What this exercise asks:
a: In the passage about Dorre and Bernier below, copy word for word the part that begins at the words "On Dorre, where" and stops after the words "him to come.".
b: In the passage about Dorre and Bernier below, who was in charge of the hospital on Dorre?
c: Which facilities does the passage about Dorre and Bernier below list alongside the hospital on Dorre? Name all of them.

Document text:
Dorre and Bernier, with a smaller island, Koks, shelter Shark Bay from the Indian Ocean. Barren and forbidding, a horror of flies in summer-time, their western shores are undermined by the sea into steep overhanging cliffs, which sweep down in terraces of sand to the calmer waters of the bay, covered by sparse scrub with never a tree worthy of the name. A narrow race of water runs between them with sweeping tides and tremendous tide-rips tumultuous in wild weather.

On Dorre, where the women were segregated, was a well equipped hospital with doctor’s residence, laboratory, nurses’ quarters and dispensary. A skilled bacteriologist was in charge. His staff consisted of dispenser, matron and two nurses. In his own cutter the doctor periodically crossed the strait to attend the men on Bernier, but sometimes when he was needed most a storm or heavy swell made it impossible for him to come.

Recorded information:
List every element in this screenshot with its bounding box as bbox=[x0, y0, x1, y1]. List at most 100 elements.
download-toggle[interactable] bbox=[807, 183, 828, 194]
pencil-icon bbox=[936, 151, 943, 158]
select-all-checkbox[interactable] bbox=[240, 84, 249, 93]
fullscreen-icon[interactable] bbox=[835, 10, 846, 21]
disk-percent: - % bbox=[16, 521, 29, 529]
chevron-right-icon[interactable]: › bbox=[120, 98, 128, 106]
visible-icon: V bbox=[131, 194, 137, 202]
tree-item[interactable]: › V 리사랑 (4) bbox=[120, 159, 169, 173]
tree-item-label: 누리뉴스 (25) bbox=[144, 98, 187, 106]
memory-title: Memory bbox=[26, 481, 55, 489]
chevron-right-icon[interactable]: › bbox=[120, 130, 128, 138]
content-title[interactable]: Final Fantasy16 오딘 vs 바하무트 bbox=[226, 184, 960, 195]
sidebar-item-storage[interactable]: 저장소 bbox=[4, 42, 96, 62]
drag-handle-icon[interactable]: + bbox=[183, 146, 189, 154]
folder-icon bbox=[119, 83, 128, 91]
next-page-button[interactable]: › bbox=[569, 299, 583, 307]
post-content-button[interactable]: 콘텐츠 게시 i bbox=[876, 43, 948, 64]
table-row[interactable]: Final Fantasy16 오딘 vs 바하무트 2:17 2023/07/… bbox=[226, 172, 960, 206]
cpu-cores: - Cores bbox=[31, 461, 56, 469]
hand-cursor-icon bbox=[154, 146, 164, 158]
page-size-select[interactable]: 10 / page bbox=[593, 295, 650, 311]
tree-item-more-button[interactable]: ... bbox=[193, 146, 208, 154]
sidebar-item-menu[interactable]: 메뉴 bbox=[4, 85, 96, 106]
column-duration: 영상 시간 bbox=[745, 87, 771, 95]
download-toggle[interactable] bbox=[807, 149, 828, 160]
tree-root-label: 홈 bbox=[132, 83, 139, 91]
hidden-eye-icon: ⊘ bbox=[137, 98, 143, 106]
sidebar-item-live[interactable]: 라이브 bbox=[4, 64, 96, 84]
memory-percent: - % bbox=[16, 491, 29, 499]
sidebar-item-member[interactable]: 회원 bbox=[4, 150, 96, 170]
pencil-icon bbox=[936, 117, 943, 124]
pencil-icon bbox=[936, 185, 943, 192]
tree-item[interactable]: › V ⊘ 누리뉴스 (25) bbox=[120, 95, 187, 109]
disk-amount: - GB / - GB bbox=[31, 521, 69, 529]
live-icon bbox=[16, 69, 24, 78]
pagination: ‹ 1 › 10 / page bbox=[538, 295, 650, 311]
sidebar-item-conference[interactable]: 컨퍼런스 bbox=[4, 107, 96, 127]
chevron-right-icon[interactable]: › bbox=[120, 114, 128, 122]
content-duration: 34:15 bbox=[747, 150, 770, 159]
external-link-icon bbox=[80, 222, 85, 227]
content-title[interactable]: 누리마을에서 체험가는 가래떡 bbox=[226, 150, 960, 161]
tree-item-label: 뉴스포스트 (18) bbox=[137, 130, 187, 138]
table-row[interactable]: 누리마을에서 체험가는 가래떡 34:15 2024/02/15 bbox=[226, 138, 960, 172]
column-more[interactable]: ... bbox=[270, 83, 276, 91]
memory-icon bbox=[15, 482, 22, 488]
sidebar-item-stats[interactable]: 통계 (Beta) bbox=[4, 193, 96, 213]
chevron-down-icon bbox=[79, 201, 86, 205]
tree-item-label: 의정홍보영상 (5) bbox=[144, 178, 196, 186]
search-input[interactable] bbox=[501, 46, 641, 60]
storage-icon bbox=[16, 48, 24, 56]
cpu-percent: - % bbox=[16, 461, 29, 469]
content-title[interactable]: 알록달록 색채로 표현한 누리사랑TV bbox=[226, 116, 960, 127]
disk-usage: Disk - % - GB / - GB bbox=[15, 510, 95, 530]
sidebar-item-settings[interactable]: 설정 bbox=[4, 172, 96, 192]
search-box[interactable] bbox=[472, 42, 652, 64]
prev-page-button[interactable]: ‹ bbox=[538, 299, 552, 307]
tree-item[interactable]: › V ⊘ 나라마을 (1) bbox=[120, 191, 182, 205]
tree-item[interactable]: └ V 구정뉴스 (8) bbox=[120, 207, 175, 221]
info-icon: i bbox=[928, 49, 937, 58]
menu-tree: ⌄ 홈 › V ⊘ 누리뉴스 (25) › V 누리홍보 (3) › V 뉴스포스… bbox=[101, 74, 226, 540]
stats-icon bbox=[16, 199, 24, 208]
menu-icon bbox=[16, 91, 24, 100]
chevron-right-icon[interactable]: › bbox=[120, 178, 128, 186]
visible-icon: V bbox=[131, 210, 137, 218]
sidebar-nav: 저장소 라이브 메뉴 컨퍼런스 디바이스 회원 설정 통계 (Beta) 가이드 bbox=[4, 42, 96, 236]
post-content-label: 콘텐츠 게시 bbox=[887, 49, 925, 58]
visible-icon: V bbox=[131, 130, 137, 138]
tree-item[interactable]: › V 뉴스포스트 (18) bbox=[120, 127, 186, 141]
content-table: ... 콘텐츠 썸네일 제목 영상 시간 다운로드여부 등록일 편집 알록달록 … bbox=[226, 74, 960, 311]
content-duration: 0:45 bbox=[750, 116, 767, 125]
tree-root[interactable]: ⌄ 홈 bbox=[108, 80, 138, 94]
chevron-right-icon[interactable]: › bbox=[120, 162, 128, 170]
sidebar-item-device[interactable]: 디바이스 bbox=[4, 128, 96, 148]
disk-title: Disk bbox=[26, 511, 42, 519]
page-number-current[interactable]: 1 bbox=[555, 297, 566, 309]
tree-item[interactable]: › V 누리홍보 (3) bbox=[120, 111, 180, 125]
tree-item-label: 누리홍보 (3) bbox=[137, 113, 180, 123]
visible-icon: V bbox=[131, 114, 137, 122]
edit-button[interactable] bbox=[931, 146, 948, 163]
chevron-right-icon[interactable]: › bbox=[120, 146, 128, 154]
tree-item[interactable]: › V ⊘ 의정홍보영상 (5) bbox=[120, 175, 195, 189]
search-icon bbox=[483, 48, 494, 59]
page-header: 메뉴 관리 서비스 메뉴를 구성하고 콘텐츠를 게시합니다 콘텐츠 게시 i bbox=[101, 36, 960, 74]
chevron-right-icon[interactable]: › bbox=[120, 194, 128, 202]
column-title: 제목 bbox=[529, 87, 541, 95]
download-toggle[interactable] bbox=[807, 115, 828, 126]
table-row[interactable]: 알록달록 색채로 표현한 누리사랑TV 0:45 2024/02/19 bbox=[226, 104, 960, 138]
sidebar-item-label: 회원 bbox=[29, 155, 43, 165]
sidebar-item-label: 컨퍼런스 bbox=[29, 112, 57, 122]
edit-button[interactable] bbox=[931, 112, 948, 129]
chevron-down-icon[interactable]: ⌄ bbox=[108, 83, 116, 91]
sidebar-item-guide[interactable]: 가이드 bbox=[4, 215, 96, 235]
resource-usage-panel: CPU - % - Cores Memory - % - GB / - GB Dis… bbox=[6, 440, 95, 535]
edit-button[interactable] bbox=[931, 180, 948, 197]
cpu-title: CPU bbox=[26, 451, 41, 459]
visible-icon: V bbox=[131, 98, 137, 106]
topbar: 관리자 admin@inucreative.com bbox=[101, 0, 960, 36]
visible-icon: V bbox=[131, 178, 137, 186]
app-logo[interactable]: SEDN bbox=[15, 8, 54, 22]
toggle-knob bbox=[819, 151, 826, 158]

Outputs by task:
a:
On Dorre, where the women were segregated, was a well equipped hospital with doctor’s residence, laboratory, nurses’ quarters and dispensary. A skilled bacteriologist was in charge. His staff consisted of dispenser, matron and two nurses. In his own cutter the doctor periodically crossed the strait to attend the men on Bernier, but sometimes when he was needed most a storm or heavy swell made it impossible for him to come.

b: A skilled bacteriologist.

c:
- doctor's residence
- laboratory
- nurses' quarters
- dispensary